Make an exact copy of the data below, leaving out every picture.

(Source records)
***
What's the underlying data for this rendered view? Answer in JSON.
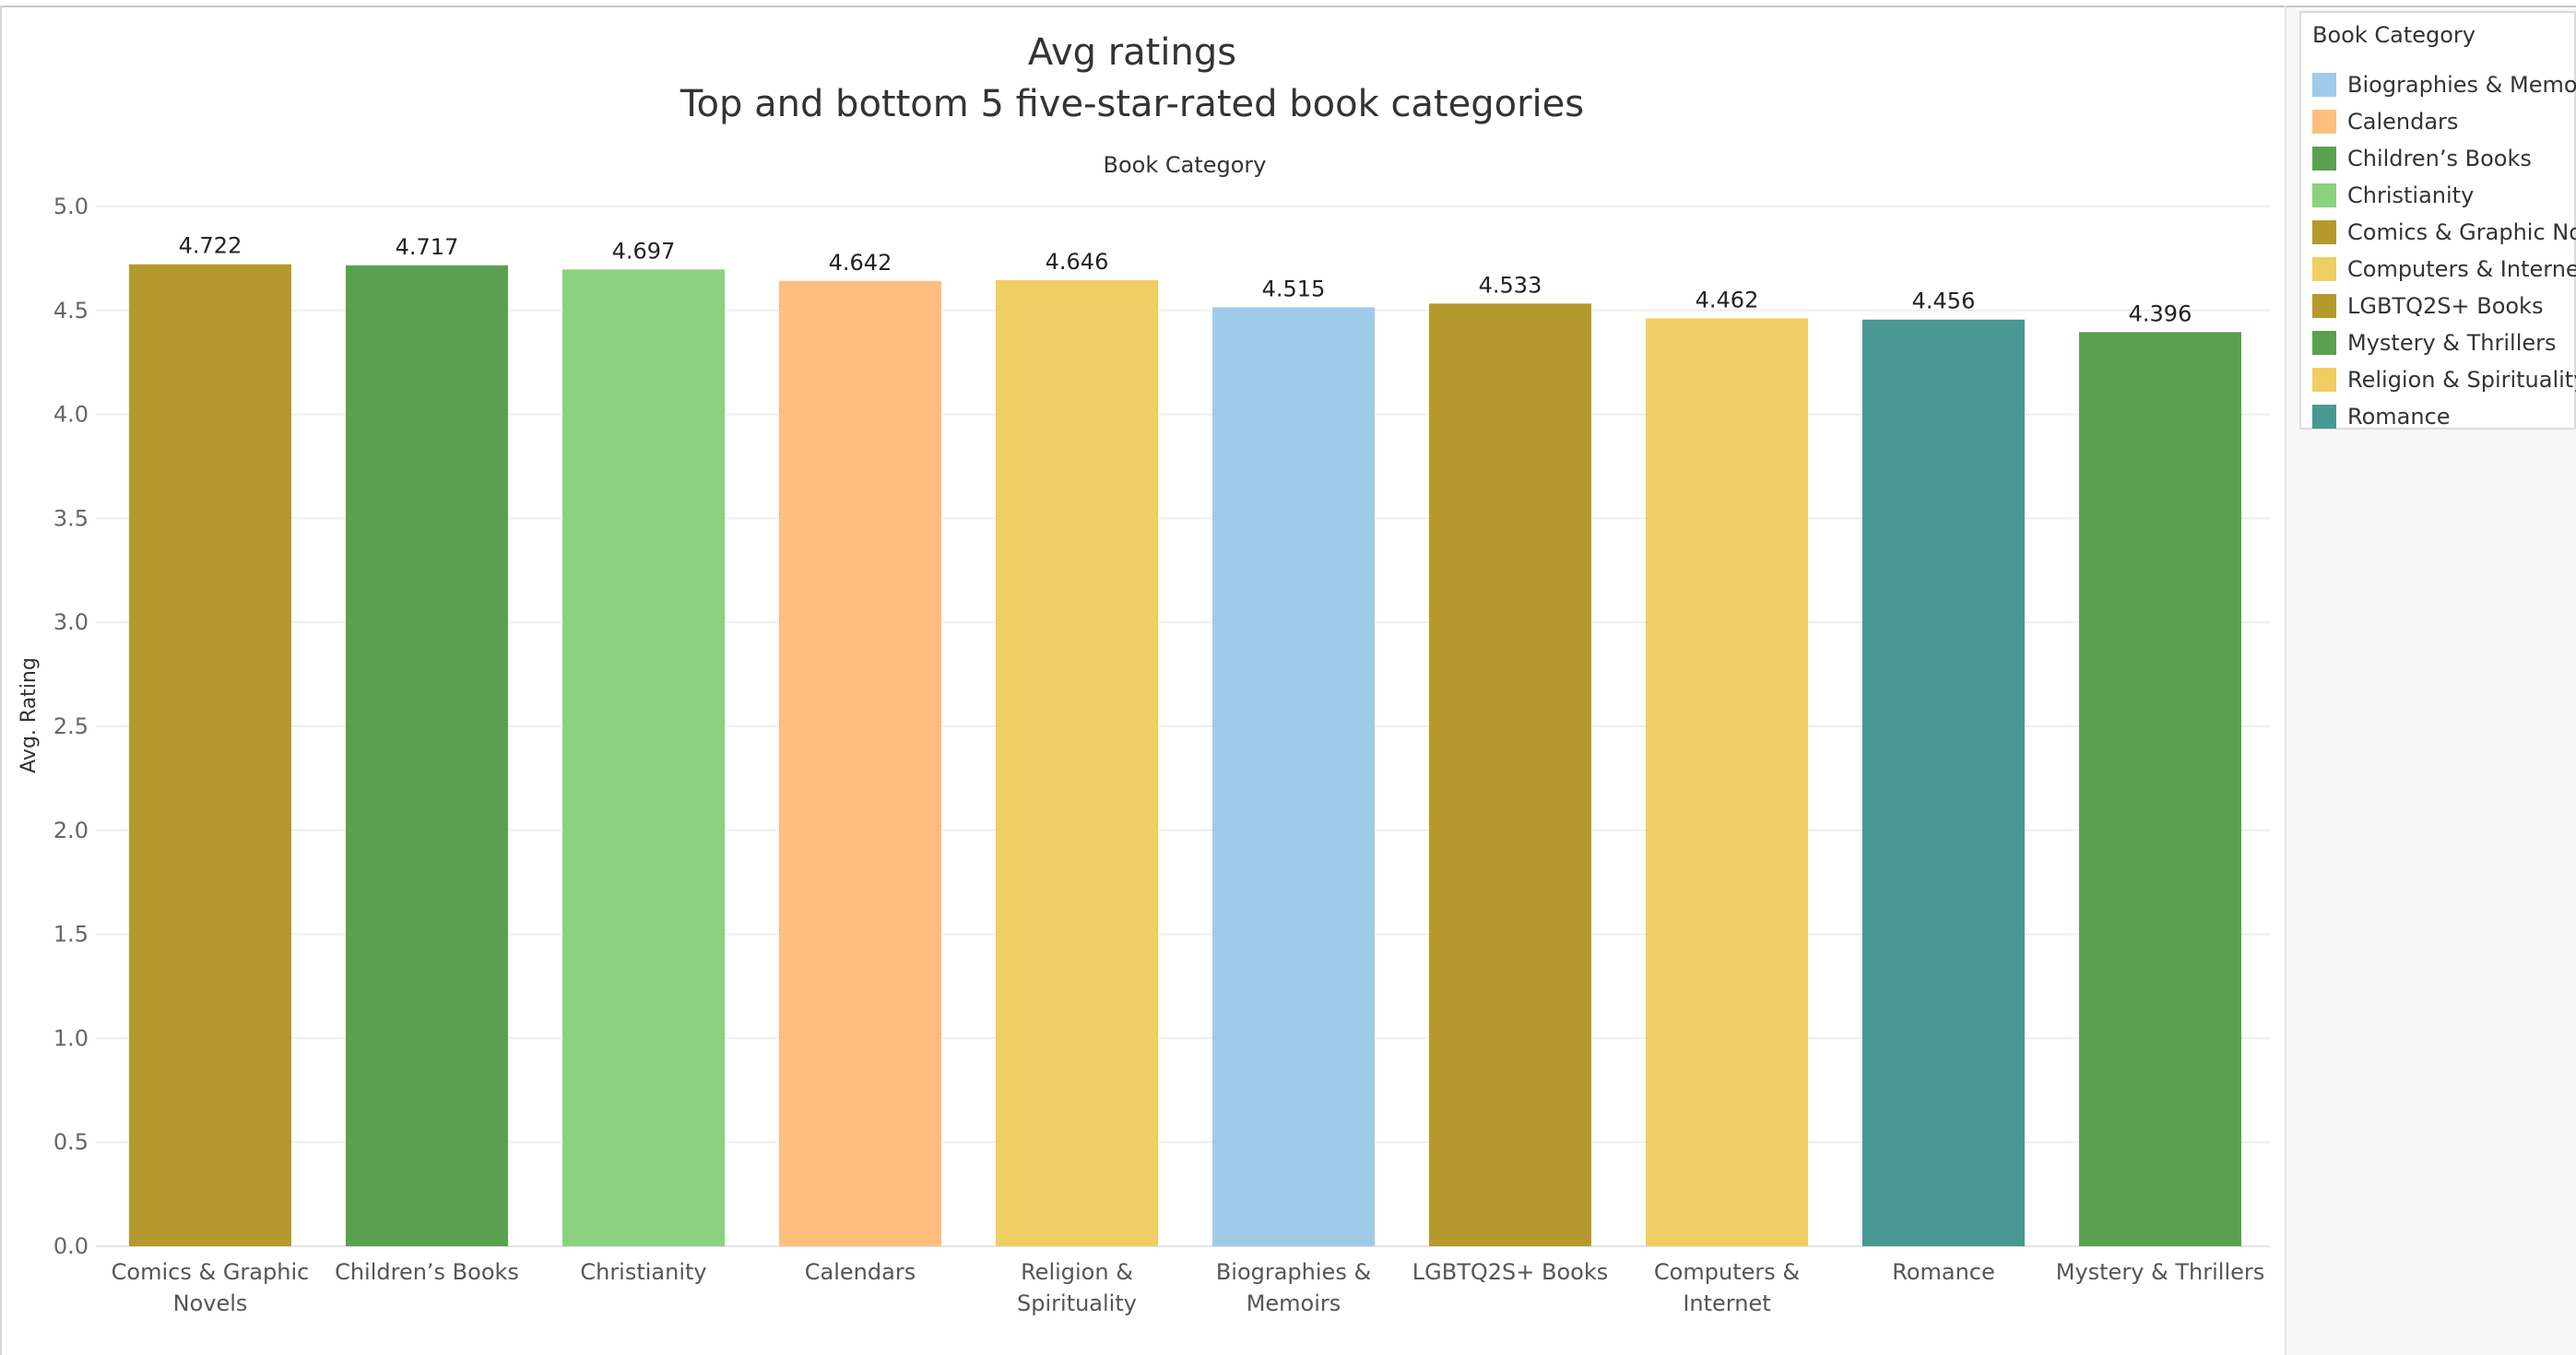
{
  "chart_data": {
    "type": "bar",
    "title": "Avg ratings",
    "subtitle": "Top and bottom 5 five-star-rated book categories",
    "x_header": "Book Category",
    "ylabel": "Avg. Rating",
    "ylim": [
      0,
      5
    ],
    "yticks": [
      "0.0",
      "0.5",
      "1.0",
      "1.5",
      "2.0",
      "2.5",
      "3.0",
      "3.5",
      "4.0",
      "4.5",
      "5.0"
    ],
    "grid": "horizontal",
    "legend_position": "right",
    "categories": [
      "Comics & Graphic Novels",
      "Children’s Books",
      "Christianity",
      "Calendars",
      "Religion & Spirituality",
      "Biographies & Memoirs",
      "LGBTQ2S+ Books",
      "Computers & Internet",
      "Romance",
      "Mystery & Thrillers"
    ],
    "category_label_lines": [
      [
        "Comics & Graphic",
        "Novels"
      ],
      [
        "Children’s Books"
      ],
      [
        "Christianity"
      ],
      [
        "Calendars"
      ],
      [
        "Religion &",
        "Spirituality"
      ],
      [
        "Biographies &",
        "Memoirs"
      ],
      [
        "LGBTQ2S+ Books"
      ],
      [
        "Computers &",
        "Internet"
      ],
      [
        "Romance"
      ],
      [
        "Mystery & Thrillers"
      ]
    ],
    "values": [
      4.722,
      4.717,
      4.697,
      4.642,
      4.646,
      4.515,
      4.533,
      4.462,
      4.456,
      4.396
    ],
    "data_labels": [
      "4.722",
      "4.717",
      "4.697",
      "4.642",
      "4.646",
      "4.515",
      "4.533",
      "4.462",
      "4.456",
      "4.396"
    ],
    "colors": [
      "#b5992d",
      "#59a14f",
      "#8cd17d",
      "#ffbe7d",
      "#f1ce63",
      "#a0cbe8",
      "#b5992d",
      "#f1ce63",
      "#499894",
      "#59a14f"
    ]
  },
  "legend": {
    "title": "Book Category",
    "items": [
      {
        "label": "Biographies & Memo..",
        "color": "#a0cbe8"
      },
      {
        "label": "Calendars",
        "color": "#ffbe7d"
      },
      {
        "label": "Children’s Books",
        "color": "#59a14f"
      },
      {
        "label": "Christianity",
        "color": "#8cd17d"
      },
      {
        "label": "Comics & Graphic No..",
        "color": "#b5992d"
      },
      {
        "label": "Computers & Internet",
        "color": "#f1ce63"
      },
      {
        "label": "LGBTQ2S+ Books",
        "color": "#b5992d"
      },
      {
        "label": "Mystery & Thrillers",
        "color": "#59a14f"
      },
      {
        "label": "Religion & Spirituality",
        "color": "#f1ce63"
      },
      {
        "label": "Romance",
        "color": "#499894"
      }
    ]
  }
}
***
FULL SOLUTION:
What's the underlying data for this rendered view? Answer in JSON.
{
  "chart_data": {
    "type": "bar",
    "title": "Avg ratings",
    "subtitle": "Top and bottom 5 five-star-rated book categories",
    "x_header": "Book Category",
    "ylabel": "Avg. Rating",
    "ylim": [
      0,
      5
    ],
    "yticks": [
      "0.0",
      "0.5",
      "1.0",
      "1.5",
      "2.0",
      "2.5",
      "3.0",
      "3.5",
      "4.0",
      "4.5",
      "5.0"
    ],
    "grid": "horizontal",
    "legend_position": "right",
    "categories": [
      "Comics & Graphic Novels",
      "Children’s Books",
      "Christianity",
      "Calendars",
      "Religion & Spirituality",
      "Biographies & Memoirs",
      "LGBTQ2S+ Books",
      "Computers & Internet",
      "Romance",
      "Mystery & Thrillers"
    ],
    "category_label_lines": [
      [
        "Comics & Graphic",
        "Novels"
      ],
      [
        "Children’s Books"
      ],
      [
        "Christianity"
      ],
      [
        "Calendars"
      ],
      [
        "Religion &",
        "Spirituality"
      ],
      [
        "Biographies &",
        "Memoirs"
      ],
      [
        "LGBTQ2S+ Books"
      ],
      [
        "Computers &",
        "Internet"
      ],
      [
        "Romance"
      ],
      [
        "Mystery & Thrillers"
      ]
    ],
    "values": [
      4.722,
      4.717,
      4.697,
      4.642,
      4.646,
      4.515,
      4.533,
      4.462,
      4.456,
      4.396
    ],
    "data_labels": [
      "4.722",
      "4.717",
      "4.697",
      "4.642",
      "4.646",
      "4.515",
      "4.533",
      "4.462",
      "4.456",
      "4.396"
    ],
    "colors": [
      "#b5992d",
      "#59a14f",
      "#8cd17d",
      "#ffbe7d",
      "#f1ce63",
      "#a0cbe8",
      "#b5992d",
      "#f1ce63",
      "#499894",
      "#59a14f"
    ]
  },
  "legend": {
    "title": "Book Category",
    "items": [
      {
        "label": "Biographies & Memo..",
        "color": "#a0cbe8"
      },
      {
        "label": "Calendars",
        "color": "#ffbe7d"
      },
      {
        "label": "Children’s Books",
        "color": "#59a14f"
      },
      {
        "label": "Christianity",
        "color": "#8cd17d"
      },
      {
        "label": "Comics & Graphic No..",
        "color": "#b5992d"
      },
      {
        "label": "Computers & Internet",
        "color": "#f1ce63"
      },
      {
        "label": "LGBTQ2S+ Books",
        "color": "#b5992d"
      },
      {
        "label": "Mystery & Thrillers",
        "color": "#59a14f"
      },
      {
        "label": "Religion & Spirituality",
        "color": "#f1ce63"
      },
      {
        "label": "Romance",
        "color": "#499894"
      }
    ]
  }
}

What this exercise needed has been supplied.